## Objective
Collect each line of the entries that holds the string "propter".

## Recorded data
________

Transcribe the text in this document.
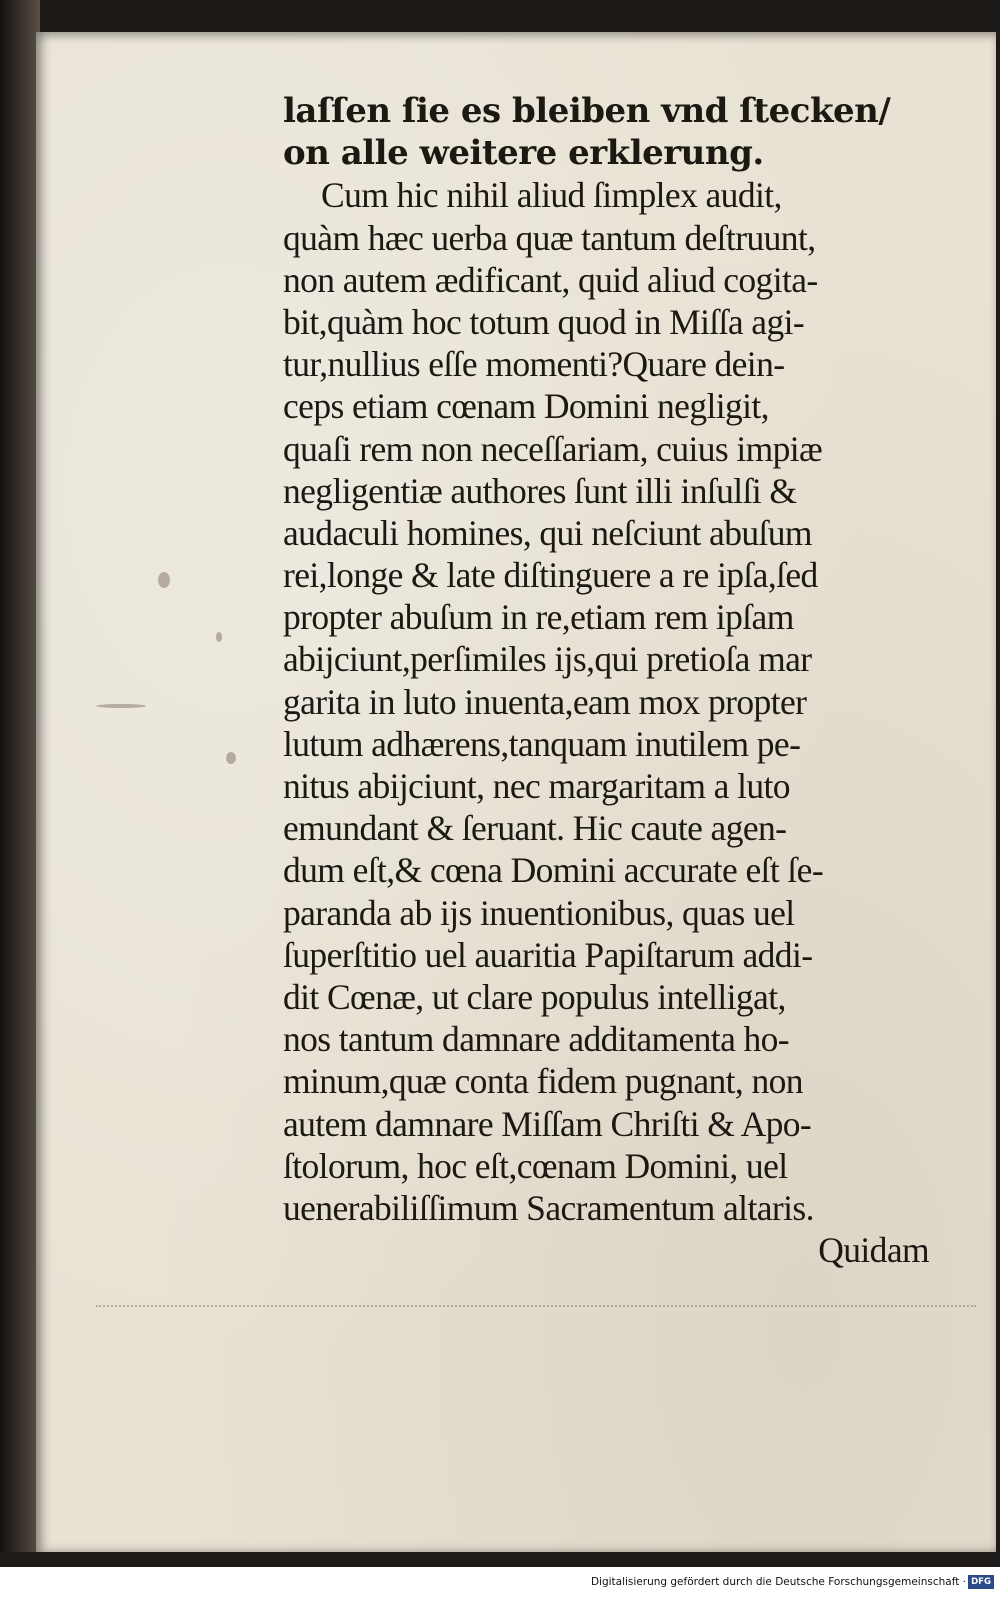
laſſen ſie es bleiben vnd ſtecken/
on alle weitere erklerung.
Cum hic nihil aliud ſimplex audit,
quàm hæc uerba quæ tantum deſtruunt,
non autem ædificant, quid aliud cogita-
bit,quàm hoc totum quod in Miſſa agi-
tur,nullius eſſe momenti?Quare dein-
ceps etiam cœnam Domini negligit,
quaſi rem non neceſſariam, cuius impiæ
negligentiæ authores ſunt illi inſulſi &
audaculi homines, qui neſciunt abuſum
rei,longe & late diſtinguere a re ipſa,ſed
propter abuſum in re,etiam rem ipſam
abijciunt,perſimiles ijs,qui pretioſa mar
garita in luto inuenta,eam mox propter
lutum adhærens,tanquam inutilem pe-
nitus abijciunt, nec margaritam a luto
emundant & ſeruant. Hic caute agen-
dum eſt,& cœna Domini accurate eſt ſe-
paranda ab ijs inuentionibus, quas uel
ſuperſtitio uel auaritia Papiſtarum addi-
dit Cœnæ, ut clare populus intelligat,
nos tantum damnare additamenta ho-
minum,quæ conta fidem pugnant, non
autem damnare Miſſam Chriſti & Apo-
ſtolorum, hoc eſt,cœnam Domini, uel
uenerabiliſſimum Sacramentum altaris.
Quidam
Digitalisierung gefördert durch die Deutsche Forschungsgemeinschaft · DFG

________

## Task output
propter abuſum in re,etiam rem ipſam
garita in luto inuenta,eam mox propter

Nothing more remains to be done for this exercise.